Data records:

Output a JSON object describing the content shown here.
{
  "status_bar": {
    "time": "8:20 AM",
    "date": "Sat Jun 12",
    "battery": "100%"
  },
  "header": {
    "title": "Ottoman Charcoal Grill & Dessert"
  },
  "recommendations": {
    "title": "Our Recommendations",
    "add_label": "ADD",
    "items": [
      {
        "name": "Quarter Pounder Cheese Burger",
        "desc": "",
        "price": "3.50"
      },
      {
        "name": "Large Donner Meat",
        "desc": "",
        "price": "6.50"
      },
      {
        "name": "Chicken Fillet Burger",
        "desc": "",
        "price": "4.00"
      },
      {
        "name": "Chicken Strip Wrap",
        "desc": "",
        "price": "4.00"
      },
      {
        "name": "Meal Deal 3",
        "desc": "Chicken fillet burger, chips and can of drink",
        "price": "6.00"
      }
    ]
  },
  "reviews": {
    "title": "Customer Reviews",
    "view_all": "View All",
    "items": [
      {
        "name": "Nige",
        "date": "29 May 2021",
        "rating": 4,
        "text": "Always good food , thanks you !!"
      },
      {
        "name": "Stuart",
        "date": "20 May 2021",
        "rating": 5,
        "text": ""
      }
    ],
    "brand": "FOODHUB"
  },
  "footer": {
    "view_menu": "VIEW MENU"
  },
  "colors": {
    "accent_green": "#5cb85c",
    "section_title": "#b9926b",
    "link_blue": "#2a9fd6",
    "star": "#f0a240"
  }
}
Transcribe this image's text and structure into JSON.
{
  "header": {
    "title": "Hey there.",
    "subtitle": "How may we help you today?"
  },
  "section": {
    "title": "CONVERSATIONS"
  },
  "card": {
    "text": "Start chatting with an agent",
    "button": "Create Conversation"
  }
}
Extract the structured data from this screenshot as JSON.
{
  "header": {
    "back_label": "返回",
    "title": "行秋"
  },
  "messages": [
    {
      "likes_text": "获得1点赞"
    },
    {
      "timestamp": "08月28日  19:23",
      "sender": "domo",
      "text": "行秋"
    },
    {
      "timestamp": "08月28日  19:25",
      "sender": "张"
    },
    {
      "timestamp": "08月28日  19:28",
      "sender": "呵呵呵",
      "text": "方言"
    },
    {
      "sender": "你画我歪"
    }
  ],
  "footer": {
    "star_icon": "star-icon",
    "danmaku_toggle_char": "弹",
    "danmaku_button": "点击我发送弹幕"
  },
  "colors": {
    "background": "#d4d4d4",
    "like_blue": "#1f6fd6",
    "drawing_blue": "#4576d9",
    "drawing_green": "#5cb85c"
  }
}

Your task: Give the listing above again, word for word.

Written answer:
Output a JSON object describing the content shown here.
{
  "status_bar": {
    "time": "8:20 AM",
    "date": "Sat Jun 12",
    "battery": "100%"
  },
  "header": {
    "title": "Ottoman Charcoal Grill & Dessert"
  },
  "recommendations": {
    "title": "Our Recommendations",
    "add_label": "ADD",
    "items": [
      {
        "name": "Quarter Pounder Cheese Burger",
        "desc": "",
        "price": "3.50"
      },
      {
        "name": "Large Donner Meat",
        "desc": "",
        "price": "6.50"
      },
      {
        "name": "Chicken Fillet Burger",
        "desc": "",
        "price": "4.00"
      },
      {
        "name": "Chicken Strip Wrap",
        "desc": "",
        "price": "4.00"
      },
      {
        "name": "Meal Deal 3",
        "desc": "Chicken fillet burger, chips and can of drink",
        "price": "6.00"
      }
    ]
  },
  "reviews": {
    "title": "Customer Reviews",
    "view_all": "View All",
    "items": [
      {
        "name": "Nige",
        "date": "29 May 2021",
        "rating": 4,
        "text": "Always good food , thanks you !!"
      },
      {
        "name": "Stuart",
        "date": "20 May 2021",
        "rating": 5,
        "text": ""
      }
    ],
    "brand": "FOODHUB"
  },
  "footer": {
    "view_menu": "VIEW MENU"
  },
  "colors": {
    "accent_green": "#5cb85c",
    "section_title": "#b9926b",
    "link_blue": "#2a9fd6",
    "star": "#f0a240"
  }
}
Transcribe this image's text and structure into JSON.
{
  "header": {
    "title": "Hey there.",
    "subtitle": "How may we help you today?"
  },
  "section": {
    "title": "CONVERSATIONS"
  },
  "card": {
    "text": "Start chatting with an agent",
    "button": "Create Conversation"
  }
}
Extract the structured data from this screenshot as JSON.
{
  "header": {
    "back_label": "返回",
    "title": "行秋"
  },
  "messages": [
    {
      "likes_text": "获得1点赞"
    },
    {
      "timestamp": "08月28日  19:23",
      "sender": "domo",
      "text": "行秋"
    },
    {
      "timestamp": "08月28日  19:25",
      "sender": "张"
    },
    {
      "timestamp": "08月28日  19:28",
      "sender": "呵呵呵",
      "text": "方言"
    },
    {
      "sender": "你画我歪"
    }
  ],
  "footer": {
    "star_icon": "star-icon",
    "danmaku_toggle_char": "弹",
    "danmaku_button": "点击我发送弹幕"
  },
  "colors": {
    "background": "#d4d4d4",
    "like_blue": "#1f6fd6",
    "drawing_blue": "#4576d9",
    "drawing_green": "#5cb85c"
  }
}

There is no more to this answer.